# [Written instruction]
Filter the entries that follow, copying every line in which the word "page" appears.

# [Records to use]
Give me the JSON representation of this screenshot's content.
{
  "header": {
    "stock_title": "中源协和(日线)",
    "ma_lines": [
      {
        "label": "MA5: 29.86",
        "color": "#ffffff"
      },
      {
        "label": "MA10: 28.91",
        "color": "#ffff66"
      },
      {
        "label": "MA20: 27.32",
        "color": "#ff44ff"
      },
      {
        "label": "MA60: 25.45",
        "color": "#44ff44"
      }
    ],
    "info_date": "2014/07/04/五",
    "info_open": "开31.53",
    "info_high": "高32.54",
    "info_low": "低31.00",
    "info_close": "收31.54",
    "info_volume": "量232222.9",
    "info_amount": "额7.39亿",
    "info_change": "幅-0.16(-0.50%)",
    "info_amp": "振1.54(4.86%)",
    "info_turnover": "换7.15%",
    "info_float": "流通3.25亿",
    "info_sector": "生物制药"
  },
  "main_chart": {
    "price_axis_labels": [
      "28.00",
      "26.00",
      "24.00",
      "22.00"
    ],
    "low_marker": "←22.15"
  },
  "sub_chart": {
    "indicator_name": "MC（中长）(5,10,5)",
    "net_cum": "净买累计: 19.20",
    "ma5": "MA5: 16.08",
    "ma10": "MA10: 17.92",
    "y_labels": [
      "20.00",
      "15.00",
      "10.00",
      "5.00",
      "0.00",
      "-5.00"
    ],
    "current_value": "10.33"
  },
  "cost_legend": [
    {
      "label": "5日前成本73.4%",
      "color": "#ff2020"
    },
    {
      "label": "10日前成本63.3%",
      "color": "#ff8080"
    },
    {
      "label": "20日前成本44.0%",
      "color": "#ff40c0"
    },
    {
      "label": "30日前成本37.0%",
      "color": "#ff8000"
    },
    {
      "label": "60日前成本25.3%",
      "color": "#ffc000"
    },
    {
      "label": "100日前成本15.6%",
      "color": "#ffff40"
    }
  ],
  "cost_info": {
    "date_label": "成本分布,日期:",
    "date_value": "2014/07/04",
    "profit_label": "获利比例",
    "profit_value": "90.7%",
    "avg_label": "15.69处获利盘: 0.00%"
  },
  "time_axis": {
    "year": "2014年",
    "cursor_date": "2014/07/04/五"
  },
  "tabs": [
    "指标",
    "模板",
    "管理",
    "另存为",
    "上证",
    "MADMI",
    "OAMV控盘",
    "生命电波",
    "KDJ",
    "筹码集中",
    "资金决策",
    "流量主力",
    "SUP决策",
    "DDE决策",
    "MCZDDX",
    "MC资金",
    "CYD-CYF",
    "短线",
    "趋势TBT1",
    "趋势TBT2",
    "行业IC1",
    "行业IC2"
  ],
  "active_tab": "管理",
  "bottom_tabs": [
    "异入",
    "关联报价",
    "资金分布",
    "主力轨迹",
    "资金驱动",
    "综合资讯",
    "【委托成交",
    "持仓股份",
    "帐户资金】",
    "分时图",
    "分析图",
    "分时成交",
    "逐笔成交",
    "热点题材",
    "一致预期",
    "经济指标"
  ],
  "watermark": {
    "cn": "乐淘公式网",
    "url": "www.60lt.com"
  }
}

* * *

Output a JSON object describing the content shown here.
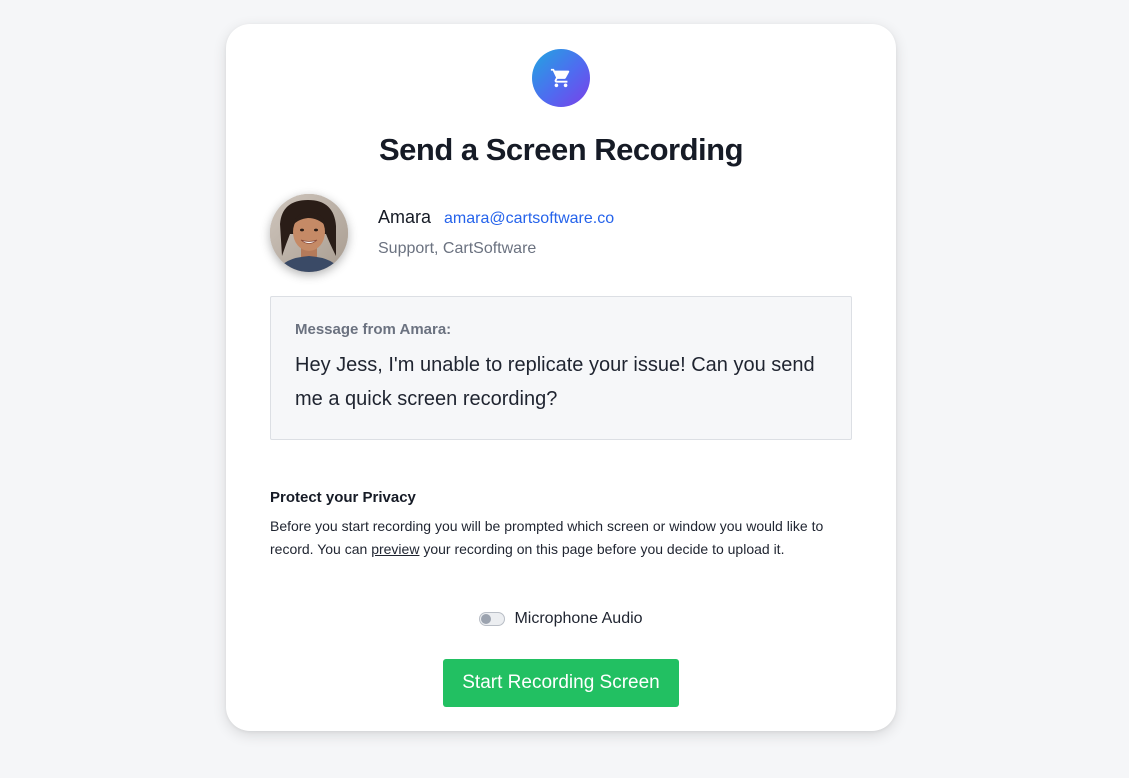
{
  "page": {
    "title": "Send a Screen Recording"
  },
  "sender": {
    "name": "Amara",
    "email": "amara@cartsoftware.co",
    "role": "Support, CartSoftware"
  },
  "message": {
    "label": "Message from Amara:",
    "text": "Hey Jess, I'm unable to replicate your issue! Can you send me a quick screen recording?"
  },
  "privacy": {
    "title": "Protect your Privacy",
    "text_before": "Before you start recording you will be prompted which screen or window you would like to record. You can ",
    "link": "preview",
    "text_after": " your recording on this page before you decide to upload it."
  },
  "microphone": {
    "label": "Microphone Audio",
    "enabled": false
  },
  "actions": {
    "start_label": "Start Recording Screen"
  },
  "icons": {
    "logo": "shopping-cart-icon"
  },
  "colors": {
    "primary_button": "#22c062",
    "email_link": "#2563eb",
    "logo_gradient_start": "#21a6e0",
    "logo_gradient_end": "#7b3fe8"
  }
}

# [Written answer]
  "page": {
    "text_after": " your recording on this page before you decide to upload it."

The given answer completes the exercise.